Collected data entries
>> Start
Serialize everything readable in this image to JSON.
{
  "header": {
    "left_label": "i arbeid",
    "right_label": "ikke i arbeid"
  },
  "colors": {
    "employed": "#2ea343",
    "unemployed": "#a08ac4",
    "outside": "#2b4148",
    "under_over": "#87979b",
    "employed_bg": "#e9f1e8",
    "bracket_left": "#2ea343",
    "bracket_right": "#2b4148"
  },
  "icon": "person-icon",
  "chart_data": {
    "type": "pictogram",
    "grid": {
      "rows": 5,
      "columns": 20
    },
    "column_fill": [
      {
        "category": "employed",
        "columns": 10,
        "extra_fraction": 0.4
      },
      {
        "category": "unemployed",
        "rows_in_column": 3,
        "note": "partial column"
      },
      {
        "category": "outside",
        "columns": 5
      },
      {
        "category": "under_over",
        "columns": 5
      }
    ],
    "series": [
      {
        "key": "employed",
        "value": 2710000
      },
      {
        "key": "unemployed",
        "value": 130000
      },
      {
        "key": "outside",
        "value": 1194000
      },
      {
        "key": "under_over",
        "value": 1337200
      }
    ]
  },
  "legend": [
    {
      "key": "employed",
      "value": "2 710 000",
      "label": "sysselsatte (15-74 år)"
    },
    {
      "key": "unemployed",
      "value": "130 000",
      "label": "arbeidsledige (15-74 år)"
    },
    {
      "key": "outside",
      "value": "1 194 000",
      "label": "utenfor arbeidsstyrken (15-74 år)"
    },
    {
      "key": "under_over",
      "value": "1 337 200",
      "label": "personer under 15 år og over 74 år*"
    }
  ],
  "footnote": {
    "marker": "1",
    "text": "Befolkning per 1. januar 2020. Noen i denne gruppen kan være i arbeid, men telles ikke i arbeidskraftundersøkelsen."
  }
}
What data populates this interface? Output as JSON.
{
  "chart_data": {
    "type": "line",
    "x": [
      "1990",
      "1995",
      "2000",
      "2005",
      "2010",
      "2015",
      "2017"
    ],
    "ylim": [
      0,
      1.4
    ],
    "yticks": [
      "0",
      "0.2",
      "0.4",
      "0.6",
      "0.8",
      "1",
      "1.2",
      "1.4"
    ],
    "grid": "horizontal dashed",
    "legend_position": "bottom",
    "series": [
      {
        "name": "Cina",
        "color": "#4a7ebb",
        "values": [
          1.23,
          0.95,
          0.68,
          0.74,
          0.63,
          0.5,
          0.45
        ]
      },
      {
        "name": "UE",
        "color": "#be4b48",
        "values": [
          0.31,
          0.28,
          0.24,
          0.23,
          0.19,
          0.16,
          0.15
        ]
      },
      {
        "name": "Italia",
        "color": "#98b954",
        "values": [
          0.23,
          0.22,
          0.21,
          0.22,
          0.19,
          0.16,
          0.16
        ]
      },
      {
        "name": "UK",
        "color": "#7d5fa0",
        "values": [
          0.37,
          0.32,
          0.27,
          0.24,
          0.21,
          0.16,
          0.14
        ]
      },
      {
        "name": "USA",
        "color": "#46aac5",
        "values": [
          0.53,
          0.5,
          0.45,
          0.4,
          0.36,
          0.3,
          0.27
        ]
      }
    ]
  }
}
>> End
>> Start
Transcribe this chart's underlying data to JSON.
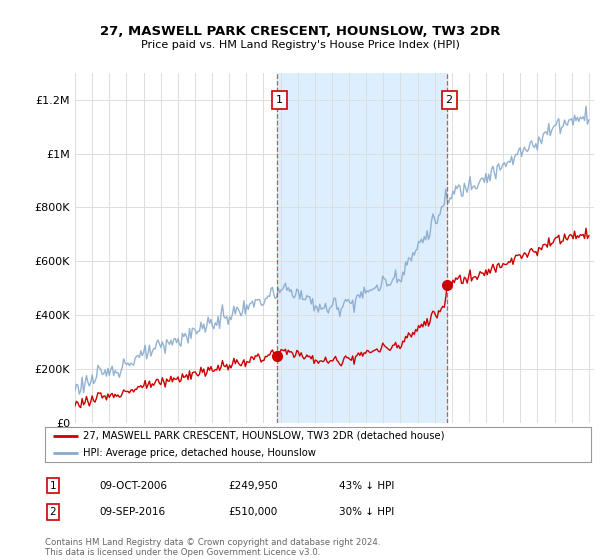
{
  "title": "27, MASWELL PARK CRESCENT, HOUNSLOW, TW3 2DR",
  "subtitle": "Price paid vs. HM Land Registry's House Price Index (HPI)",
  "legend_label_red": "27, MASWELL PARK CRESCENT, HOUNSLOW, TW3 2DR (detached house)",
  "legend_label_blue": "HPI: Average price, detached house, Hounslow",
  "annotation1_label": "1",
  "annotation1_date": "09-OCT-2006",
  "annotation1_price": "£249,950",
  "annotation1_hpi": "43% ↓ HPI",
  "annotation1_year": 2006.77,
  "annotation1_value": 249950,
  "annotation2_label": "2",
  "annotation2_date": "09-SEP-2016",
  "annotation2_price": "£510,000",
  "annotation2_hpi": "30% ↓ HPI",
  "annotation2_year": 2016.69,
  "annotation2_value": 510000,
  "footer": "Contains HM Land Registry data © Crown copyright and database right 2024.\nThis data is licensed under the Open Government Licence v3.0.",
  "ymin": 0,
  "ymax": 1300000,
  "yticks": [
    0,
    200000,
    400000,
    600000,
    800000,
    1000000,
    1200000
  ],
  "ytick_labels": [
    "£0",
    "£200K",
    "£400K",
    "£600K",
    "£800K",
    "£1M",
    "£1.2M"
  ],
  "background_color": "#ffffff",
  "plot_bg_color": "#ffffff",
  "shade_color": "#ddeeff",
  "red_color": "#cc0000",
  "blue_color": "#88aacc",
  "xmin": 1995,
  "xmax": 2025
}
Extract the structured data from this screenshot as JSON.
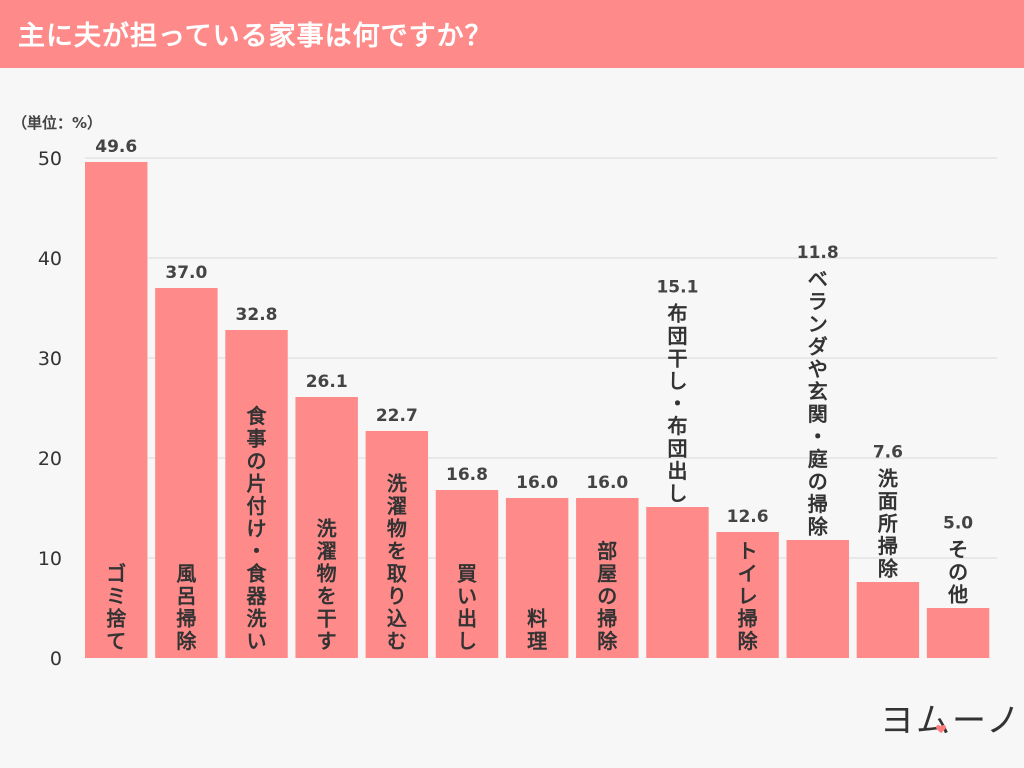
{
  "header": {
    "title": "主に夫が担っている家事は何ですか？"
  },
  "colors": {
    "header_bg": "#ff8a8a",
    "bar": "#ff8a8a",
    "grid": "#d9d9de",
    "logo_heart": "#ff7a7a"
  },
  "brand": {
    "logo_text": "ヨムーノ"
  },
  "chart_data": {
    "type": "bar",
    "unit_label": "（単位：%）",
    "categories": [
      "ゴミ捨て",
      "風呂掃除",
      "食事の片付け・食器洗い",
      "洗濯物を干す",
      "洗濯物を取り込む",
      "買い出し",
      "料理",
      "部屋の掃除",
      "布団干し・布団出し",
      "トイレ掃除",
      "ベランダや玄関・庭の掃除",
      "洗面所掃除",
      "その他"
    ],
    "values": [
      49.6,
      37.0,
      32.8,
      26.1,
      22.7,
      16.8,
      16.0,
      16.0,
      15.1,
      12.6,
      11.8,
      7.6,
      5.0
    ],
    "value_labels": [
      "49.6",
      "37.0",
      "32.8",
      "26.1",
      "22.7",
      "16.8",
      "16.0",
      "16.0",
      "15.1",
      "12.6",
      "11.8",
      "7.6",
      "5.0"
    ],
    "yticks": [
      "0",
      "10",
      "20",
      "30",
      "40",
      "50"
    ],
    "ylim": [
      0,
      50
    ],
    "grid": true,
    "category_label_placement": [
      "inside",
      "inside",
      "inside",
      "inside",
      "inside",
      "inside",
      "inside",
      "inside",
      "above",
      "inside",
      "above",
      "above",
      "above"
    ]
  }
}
>> End
>> Start
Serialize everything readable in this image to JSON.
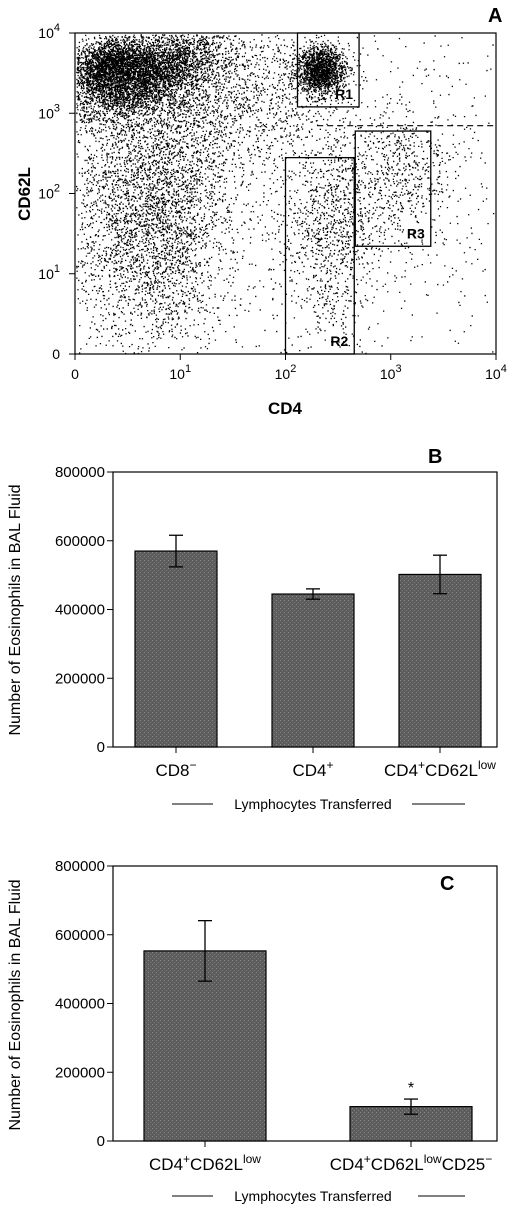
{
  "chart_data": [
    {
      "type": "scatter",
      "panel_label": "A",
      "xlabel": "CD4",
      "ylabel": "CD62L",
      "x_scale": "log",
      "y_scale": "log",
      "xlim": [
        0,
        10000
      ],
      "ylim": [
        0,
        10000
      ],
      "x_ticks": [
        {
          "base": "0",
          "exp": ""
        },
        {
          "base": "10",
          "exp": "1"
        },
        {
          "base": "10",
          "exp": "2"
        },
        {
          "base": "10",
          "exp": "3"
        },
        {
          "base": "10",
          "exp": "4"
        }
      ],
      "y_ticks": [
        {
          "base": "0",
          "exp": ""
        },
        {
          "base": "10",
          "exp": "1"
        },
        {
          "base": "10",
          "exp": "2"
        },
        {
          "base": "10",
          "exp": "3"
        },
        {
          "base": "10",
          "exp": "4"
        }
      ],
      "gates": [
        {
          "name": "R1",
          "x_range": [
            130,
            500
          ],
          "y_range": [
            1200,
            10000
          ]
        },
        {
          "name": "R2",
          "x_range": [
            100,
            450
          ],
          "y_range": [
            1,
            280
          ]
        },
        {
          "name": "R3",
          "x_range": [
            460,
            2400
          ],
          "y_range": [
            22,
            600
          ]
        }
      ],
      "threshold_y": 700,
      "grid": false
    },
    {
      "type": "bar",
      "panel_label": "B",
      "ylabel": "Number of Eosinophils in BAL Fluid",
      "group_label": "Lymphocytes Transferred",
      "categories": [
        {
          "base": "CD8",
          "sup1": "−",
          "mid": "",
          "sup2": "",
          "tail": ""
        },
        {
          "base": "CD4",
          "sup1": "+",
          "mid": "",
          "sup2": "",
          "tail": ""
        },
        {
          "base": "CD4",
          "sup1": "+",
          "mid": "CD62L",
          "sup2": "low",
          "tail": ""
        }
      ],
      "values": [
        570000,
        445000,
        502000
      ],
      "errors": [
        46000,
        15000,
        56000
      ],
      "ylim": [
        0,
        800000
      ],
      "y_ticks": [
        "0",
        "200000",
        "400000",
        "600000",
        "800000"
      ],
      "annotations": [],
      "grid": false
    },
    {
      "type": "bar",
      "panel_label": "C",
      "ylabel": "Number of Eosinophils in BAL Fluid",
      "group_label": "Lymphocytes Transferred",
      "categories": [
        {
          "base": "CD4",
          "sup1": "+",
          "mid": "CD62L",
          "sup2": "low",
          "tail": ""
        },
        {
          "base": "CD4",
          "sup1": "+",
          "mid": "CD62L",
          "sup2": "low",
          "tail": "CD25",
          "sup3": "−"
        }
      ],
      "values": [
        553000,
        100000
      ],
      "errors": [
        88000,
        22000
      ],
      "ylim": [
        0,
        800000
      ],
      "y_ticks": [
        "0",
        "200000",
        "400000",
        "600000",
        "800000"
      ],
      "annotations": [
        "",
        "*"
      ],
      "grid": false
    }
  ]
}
>> End
* [EXERCISE BRIEF]
Extract every line above that contains the word "Registry".

* [FINISHED TASK]
  "subtitle": "Price paid vs. HM Land Registry's House Price Index (HPI)",
  "footer": "Contains HM Land Registry data © Crown copyright and database right 2024.\nThis data is licensed under the Open Government Licence v3.0.",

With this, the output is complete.